* _Exercise requirements_:
1 > Decide whether each statement agrees with the passage on teen financial literacy, answering yes or no and quoting the words of the passage that settle it: (a) The wheel stopped on a scenario in which a neighbor's air conditioner leak destroyed the student's computer. (b) Peng teaches at a private New York high school. (c) Peng is a math teacher.
2 > From the passage on teen financial literacy, rewrite the part that opens with the words containing "Peng’s class at" and closes with "and individual donors.", swapping "Wall Street" for "the financial district".
3 > In the passage on teen financial literacy, how many beans must the unlucky students remove to pay for a new computer?

* _Given passage_:
David Peng presses a key on his computer and a “wheel of fortune” spins on the whiteboard at the front of his class, on financial literacy for teenagers. It stops on a painful scenario: “A neighbour’s air conditioner leak has destroyed your computer.”

Some of his students laugh with relief: they had allocated one of 17 plastic beans on the worksheets in front of them to insurance premiums. The rest sigh as they are forced to remove three beans from other items to pay for a new computer, depriving them of planned spending on clothes, concerts or eating out.

Peng’s class at Stuyvesant, a highly competitive state-funded New York high school, is just a short walk from Wall Street. But even these basic lessons in budgeting, saving and borrowing have found a ready audience. And it is one of many US financial literacy initiatives now being supported — with funding and resources — by wealthy entrepreneurs and individual donors.

“This is such an important subject,” says maths teacher Peng. He has found that, from low-income immigrant Americans to the privileged children of CEOs, “no matter what their background, they have very limited knowledge.”

Although many of his students go on to work in finance, “a lot don’t have any courses in personal finance even at college; we try to break the stigma that finances should be private”.

Peng is part of a growing movement calling for better financial literacy education nationwide, to tackle the negative economic consequences of Americans’ lack of pecuniary understanding.

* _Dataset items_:

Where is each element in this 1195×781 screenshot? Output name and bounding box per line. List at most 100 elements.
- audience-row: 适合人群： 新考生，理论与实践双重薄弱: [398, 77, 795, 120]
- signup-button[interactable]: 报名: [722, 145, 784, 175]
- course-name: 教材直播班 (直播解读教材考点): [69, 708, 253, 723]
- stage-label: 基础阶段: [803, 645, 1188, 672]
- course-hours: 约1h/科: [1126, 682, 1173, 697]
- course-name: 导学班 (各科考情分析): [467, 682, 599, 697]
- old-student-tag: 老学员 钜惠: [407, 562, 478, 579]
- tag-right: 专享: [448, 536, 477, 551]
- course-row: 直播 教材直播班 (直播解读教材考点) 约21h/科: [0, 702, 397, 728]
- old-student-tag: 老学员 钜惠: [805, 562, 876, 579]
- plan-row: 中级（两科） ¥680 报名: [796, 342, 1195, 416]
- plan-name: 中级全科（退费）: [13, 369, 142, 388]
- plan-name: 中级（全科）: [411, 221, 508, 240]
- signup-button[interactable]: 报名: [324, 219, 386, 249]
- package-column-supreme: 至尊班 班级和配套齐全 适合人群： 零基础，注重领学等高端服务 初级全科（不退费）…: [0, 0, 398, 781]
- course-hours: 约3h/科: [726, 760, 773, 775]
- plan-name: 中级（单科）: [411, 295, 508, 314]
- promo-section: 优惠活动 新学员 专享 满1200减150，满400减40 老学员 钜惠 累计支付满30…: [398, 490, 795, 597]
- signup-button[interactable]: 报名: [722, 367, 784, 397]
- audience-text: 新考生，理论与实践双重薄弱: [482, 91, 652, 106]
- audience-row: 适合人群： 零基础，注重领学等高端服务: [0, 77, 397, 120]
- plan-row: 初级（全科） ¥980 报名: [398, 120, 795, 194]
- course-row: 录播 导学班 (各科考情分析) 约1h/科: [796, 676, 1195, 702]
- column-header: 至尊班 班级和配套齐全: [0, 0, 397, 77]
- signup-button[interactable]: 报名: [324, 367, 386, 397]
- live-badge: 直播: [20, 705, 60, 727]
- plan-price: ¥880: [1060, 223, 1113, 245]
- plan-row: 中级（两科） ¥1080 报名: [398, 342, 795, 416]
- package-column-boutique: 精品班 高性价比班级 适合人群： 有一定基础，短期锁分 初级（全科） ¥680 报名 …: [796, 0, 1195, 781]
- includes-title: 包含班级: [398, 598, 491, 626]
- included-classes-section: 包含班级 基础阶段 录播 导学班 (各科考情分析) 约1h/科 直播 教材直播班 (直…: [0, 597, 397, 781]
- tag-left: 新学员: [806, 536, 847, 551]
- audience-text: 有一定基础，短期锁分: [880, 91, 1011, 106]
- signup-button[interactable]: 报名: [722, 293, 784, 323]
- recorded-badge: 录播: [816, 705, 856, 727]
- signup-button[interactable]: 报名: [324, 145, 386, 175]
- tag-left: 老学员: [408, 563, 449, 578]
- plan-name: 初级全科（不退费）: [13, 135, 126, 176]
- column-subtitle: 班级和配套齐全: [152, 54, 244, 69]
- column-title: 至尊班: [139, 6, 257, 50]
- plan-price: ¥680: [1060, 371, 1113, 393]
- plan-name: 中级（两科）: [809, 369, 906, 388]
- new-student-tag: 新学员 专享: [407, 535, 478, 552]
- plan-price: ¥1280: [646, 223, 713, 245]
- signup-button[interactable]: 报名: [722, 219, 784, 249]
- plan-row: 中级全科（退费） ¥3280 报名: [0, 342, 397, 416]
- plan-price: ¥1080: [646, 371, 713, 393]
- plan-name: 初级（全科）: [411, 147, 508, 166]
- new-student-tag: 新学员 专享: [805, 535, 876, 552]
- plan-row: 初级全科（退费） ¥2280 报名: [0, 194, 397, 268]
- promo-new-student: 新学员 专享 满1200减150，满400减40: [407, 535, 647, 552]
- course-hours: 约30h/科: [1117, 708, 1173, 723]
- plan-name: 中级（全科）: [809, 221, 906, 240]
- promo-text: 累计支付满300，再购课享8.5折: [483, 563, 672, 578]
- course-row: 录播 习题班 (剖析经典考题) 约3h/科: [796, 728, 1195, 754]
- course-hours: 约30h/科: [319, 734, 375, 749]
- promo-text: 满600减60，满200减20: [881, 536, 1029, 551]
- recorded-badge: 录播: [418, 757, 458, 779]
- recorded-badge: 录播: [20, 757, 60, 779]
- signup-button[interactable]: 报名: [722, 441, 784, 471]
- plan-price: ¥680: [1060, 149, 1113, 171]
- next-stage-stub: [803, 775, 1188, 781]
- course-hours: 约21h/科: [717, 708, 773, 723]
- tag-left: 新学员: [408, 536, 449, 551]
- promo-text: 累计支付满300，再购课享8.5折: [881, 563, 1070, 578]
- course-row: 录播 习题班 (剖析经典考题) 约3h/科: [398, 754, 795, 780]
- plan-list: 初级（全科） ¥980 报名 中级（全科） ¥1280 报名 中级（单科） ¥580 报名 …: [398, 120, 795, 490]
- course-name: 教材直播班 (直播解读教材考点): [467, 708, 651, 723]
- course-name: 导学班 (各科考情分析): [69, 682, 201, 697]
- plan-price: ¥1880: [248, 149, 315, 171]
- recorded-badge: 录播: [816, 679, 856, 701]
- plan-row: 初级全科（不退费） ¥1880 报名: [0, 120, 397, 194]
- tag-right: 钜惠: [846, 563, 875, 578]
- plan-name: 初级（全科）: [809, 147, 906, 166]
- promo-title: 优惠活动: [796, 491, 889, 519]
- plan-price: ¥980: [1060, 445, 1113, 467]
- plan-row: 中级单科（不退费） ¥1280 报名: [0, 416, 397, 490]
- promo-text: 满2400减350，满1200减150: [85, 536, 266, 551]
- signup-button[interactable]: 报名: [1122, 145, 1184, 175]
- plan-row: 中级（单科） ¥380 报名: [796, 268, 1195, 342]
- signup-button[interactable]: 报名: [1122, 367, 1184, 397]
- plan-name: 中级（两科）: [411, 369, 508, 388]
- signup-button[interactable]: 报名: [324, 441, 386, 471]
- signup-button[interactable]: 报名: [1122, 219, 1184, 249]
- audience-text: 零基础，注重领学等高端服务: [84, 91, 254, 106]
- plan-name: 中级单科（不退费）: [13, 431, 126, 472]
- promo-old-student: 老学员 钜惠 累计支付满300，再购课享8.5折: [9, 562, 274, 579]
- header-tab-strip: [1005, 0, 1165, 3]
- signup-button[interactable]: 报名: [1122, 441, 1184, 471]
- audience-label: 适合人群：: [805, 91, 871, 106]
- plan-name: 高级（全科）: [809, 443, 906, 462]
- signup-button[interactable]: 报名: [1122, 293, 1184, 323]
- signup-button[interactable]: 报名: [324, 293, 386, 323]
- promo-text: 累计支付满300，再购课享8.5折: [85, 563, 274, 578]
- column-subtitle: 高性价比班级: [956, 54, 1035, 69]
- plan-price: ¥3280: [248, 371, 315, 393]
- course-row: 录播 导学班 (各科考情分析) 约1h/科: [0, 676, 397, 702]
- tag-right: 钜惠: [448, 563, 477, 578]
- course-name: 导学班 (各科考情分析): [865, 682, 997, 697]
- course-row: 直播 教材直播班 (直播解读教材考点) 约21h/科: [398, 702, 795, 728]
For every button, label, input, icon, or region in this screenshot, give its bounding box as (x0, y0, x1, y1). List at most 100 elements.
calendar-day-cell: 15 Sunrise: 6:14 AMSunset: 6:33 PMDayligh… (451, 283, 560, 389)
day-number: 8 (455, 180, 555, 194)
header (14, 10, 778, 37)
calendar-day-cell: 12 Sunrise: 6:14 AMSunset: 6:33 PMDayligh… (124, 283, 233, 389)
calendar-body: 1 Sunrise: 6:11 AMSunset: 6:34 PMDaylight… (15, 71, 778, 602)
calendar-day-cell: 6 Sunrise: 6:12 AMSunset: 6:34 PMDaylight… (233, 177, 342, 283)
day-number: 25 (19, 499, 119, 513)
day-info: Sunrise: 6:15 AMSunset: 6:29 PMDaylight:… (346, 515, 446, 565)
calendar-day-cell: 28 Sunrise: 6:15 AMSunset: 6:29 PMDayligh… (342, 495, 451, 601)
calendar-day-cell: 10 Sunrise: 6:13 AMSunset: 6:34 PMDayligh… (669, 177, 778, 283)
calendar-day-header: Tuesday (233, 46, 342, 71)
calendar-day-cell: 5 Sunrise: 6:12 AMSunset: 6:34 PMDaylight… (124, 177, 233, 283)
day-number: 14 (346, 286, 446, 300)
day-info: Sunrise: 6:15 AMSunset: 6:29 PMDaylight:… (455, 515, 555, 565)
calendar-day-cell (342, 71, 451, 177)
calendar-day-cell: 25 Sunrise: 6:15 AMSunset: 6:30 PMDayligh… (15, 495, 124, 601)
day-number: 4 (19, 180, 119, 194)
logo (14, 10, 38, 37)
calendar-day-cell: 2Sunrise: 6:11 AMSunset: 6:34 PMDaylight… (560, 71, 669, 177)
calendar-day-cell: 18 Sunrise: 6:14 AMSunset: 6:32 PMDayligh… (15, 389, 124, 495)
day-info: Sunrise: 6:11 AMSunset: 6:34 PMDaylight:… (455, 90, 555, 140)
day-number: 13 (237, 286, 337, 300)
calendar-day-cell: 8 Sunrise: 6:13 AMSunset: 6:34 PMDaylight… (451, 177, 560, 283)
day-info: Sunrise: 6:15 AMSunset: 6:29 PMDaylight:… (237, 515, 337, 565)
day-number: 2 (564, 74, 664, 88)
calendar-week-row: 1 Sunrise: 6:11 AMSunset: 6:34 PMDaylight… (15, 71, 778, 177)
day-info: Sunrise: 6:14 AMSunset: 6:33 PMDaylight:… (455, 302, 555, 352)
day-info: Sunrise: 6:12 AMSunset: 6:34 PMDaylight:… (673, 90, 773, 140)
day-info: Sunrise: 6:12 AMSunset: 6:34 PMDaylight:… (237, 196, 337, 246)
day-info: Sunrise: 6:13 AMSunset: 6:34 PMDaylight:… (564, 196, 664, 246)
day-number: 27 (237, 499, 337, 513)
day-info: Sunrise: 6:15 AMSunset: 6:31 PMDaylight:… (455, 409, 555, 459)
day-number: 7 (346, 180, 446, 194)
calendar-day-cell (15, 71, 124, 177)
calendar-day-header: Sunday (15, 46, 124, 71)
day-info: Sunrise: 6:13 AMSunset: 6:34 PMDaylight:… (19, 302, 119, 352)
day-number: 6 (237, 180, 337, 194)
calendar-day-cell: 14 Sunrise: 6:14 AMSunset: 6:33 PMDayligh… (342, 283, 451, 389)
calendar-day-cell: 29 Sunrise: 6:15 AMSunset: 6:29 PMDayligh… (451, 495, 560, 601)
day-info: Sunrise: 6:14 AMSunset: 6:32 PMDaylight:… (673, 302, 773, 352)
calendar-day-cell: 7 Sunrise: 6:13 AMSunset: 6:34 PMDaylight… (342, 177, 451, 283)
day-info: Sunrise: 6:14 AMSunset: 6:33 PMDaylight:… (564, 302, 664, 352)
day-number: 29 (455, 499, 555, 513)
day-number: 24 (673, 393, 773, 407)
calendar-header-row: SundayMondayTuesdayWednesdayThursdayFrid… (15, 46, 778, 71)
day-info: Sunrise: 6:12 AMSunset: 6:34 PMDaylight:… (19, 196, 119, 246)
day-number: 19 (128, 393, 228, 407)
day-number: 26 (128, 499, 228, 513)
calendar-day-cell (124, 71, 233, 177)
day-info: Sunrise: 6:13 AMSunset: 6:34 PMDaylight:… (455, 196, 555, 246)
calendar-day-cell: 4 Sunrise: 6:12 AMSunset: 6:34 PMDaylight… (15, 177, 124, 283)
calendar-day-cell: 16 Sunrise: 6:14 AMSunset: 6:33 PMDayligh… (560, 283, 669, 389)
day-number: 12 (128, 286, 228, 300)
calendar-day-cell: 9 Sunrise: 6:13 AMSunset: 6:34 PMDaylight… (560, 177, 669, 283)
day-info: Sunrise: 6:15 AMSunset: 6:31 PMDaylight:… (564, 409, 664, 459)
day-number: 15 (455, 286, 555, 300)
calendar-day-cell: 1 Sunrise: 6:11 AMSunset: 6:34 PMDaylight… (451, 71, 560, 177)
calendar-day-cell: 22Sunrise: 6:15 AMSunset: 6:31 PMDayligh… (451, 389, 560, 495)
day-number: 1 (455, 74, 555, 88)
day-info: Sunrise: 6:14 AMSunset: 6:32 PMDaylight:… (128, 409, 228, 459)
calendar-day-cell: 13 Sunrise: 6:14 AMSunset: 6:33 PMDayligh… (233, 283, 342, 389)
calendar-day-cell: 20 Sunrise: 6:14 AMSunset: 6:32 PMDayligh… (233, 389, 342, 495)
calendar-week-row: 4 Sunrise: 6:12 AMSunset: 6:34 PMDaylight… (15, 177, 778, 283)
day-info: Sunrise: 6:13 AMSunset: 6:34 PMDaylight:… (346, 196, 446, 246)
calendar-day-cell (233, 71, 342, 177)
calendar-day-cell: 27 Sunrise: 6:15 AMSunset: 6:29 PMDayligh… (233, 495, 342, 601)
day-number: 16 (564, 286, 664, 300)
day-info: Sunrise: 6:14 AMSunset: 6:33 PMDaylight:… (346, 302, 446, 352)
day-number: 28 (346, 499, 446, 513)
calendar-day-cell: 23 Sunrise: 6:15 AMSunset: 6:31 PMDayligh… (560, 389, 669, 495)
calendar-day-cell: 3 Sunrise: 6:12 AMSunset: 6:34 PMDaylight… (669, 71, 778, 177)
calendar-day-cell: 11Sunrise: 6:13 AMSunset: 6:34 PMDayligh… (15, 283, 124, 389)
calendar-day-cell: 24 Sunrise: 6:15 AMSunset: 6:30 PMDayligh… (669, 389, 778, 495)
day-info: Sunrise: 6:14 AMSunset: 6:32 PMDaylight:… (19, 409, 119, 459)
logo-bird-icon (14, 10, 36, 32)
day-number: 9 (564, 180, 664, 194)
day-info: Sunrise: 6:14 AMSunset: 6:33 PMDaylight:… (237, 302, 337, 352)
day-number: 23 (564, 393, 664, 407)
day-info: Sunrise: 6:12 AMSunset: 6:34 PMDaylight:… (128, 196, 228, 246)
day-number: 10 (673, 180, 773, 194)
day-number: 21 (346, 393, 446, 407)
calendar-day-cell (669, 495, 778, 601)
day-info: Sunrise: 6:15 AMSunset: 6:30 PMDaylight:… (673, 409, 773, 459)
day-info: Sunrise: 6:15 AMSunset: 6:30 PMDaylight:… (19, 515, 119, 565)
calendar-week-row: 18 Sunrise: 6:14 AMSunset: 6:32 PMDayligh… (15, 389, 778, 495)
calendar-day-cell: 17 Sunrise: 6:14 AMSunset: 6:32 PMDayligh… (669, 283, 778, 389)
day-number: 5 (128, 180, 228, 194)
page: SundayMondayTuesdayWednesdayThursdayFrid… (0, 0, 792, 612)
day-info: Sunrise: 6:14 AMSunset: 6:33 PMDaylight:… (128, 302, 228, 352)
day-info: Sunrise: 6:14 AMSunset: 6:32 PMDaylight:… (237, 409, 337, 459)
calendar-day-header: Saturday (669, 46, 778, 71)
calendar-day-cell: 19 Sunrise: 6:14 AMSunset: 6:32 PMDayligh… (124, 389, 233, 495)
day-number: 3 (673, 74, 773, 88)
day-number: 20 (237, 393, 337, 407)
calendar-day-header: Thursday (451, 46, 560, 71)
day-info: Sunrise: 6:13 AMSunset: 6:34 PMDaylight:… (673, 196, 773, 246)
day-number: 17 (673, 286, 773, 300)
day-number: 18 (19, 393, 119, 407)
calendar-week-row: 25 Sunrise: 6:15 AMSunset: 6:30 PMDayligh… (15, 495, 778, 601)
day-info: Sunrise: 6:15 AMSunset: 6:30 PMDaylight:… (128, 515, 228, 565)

* _Exercise solutions_:
1 >
(a) Yes: "A neighbour’s air conditioner leak has destroyed your computer."
(b) No: "a highly competitive state-funded New York high school"
(c) Yes: "says maths teacher Peng"

2 >
Peng’s class at Stuyvesant, a highly competitive state-funded New York high school, is just a short walk from the financial district. But even these basic lessons in budgeting, saving and borrowing have found a ready audience. And it is one of many US financial literacy initiatives now being supported — with funding and resources — by wealthy entrepreneurs and individual donors.

3 > Three beans.